Copy the listing from its opening line through the line that contains "- talk-title: RAMONA VIZSGÁLAT ISZB", including both of those lines, with no changes.

▽

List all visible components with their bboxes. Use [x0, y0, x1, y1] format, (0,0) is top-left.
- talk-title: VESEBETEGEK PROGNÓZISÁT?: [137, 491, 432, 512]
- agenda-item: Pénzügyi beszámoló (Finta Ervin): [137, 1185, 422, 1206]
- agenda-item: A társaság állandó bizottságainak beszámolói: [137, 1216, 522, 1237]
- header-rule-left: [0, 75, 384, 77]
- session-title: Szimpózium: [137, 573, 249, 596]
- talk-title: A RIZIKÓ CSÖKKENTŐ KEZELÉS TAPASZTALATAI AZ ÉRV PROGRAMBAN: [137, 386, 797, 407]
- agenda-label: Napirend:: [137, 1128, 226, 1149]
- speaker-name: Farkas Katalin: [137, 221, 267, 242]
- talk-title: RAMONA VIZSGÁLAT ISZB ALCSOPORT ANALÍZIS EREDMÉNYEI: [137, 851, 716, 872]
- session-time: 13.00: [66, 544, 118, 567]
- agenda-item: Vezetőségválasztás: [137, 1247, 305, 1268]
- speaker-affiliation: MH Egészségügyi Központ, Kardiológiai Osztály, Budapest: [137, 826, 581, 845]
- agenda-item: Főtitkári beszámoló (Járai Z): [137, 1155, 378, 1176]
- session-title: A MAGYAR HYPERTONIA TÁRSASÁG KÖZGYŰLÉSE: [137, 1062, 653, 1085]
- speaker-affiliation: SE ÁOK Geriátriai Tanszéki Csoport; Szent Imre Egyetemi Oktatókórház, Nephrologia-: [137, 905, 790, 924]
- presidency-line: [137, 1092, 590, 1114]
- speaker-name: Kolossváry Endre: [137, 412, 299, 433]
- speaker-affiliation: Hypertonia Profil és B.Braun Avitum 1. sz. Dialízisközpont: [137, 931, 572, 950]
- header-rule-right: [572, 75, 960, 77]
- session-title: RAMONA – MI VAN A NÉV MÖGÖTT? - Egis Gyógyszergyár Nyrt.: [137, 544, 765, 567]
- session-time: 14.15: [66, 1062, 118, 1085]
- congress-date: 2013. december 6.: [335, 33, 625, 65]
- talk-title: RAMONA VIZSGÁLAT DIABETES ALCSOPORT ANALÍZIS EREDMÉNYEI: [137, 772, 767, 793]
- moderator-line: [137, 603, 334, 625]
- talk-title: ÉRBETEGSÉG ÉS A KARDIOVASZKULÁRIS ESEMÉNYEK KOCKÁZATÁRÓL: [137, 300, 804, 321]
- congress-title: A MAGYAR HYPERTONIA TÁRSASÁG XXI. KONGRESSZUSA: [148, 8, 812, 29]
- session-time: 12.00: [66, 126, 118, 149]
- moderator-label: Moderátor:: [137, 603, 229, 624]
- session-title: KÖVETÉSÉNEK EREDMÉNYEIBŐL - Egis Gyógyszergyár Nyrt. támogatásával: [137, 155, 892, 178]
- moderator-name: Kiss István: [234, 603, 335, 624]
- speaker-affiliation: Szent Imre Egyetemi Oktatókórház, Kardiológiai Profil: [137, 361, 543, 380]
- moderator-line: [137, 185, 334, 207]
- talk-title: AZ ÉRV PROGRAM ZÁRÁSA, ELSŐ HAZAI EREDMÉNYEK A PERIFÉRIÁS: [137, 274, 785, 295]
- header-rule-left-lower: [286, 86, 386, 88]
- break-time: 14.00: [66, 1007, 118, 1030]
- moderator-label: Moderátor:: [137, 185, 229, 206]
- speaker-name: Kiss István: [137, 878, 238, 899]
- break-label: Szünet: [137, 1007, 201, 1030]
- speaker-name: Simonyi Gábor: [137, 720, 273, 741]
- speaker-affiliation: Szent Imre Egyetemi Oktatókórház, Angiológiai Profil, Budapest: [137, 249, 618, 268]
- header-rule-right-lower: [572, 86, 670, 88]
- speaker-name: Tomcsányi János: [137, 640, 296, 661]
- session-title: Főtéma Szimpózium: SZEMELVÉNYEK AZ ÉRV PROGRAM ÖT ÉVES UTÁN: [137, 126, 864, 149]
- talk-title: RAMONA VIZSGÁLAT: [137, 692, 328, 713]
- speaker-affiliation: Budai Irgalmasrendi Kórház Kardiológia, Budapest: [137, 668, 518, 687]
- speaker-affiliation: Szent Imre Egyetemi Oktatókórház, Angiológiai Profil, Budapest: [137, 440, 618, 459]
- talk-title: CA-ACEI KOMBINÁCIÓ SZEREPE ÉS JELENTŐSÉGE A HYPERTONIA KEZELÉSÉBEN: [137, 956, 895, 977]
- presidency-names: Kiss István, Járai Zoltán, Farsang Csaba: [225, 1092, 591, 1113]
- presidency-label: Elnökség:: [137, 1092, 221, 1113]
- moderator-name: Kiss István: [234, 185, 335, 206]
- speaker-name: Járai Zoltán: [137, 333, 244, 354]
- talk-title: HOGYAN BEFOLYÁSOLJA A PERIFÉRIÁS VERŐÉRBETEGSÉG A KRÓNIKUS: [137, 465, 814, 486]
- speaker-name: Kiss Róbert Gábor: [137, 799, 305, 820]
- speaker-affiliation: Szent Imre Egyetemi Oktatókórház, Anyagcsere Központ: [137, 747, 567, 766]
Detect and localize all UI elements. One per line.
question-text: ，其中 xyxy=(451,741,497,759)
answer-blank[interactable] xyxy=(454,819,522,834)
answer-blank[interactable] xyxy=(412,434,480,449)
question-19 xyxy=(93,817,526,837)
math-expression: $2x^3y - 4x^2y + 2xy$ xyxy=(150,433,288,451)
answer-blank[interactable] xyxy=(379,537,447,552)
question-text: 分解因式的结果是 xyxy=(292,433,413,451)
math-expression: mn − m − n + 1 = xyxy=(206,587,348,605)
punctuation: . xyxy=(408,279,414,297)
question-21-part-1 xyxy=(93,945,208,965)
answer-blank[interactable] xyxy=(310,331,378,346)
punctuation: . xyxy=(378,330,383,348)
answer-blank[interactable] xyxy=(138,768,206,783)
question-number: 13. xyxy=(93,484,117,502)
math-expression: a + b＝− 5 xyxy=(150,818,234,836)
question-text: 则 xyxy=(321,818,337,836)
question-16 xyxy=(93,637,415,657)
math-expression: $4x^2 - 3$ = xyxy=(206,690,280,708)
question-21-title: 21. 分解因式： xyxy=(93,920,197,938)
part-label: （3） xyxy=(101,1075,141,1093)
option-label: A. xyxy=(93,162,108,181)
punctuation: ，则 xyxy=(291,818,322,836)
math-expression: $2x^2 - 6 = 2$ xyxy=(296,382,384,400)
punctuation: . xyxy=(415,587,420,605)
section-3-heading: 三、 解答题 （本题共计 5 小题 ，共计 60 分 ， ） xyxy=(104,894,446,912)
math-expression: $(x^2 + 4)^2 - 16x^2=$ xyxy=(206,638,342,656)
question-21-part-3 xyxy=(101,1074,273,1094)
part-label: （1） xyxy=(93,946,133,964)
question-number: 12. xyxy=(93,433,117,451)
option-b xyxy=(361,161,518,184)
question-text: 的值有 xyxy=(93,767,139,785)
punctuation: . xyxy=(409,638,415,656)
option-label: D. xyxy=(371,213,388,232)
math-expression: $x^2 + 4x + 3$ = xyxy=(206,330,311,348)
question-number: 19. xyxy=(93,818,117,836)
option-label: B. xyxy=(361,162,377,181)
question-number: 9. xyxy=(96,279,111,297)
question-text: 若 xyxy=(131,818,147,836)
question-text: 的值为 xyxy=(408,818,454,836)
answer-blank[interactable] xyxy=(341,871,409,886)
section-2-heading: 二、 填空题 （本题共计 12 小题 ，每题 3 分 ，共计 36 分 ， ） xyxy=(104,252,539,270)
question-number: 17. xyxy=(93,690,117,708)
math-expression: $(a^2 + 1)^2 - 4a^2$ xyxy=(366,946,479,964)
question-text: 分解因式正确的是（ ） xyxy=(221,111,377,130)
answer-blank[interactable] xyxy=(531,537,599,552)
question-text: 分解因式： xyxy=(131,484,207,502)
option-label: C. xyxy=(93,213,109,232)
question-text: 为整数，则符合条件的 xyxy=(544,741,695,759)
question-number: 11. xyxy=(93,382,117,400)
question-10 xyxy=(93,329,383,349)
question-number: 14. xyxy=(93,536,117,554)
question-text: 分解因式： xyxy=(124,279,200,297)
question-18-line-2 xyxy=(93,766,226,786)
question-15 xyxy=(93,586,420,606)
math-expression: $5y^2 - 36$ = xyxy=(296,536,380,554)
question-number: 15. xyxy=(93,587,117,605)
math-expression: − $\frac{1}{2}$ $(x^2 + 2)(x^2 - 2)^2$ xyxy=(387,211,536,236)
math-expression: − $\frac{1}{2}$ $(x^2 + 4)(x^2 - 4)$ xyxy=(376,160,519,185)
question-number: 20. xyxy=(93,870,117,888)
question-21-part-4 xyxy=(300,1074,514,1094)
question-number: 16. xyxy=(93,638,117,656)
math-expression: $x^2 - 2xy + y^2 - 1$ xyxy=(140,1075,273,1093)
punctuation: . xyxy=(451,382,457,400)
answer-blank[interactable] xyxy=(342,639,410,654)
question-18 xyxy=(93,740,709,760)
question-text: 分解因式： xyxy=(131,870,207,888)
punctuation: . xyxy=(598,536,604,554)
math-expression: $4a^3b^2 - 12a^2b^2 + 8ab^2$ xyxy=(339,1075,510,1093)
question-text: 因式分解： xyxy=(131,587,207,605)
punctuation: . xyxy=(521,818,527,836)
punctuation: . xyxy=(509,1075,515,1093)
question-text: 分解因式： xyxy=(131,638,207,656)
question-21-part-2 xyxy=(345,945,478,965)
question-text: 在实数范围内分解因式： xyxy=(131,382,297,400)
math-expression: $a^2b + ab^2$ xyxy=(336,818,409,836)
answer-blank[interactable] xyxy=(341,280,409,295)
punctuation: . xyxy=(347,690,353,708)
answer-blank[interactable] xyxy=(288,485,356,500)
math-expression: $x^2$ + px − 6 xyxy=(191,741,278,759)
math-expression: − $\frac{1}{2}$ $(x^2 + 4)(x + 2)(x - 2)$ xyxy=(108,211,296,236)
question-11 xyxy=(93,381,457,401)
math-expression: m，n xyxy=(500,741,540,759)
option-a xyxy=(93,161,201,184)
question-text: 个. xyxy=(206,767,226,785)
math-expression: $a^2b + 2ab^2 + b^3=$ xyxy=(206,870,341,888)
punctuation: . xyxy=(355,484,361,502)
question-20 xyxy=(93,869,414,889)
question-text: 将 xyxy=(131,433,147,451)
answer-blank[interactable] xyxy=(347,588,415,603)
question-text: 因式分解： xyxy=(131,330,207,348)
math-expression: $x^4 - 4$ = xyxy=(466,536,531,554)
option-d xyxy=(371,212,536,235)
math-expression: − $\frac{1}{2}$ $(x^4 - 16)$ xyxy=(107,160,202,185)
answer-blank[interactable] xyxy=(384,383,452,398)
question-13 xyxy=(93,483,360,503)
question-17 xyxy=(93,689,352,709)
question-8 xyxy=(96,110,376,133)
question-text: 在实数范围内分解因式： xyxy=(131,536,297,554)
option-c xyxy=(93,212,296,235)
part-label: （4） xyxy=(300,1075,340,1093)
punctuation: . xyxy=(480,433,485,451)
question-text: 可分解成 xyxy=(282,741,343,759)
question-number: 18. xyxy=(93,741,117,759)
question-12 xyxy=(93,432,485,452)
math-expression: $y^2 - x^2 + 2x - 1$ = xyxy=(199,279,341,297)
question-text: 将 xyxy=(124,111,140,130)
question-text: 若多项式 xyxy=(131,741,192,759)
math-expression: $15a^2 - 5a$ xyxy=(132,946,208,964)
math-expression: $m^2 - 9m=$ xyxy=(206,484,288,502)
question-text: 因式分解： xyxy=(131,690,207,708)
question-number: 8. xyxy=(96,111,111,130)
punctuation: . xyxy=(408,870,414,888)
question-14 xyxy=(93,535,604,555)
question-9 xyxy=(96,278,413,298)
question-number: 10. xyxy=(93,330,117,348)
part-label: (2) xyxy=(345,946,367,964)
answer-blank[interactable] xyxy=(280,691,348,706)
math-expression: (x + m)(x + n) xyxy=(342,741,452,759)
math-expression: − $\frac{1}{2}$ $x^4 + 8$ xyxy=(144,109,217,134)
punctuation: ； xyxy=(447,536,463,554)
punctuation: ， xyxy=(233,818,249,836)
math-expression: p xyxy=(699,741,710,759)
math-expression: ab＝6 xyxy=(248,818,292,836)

△

Task solution ▸
List all visible components with their bboxes. Use [x0, y0, x1, y1] format, (0,0) is top-left.
- talk-title: VESEBETEGEK PROGNÓZISÁT?: [137, 491, 432, 512]
- agenda-item: Pénzügyi beszámoló (Finta Ervin): [137, 1185, 422, 1206]
- agenda-item: A társaság állandó bizottságainak beszámolói: [137, 1216, 522, 1237]
- header-rule-left: [0, 75, 384, 77]
- session-title: Szimpózium: [137, 573, 249, 596]
- talk-title: A RIZIKÓ CSÖKKENTŐ KEZELÉS TAPASZTALATAI AZ ÉRV PROGRAMBAN: [137, 386, 797, 407]
- agenda-label: Napirend:: [137, 1128, 226, 1149]
- speaker-name: Farkas Katalin: [137, 221, 267, 242]
- talk-title: RAMONA VIZSGÁLAT ISZB ALCSOPORT ANALÍZIS EREDMÉNYEI: [137, 851, 716, 872]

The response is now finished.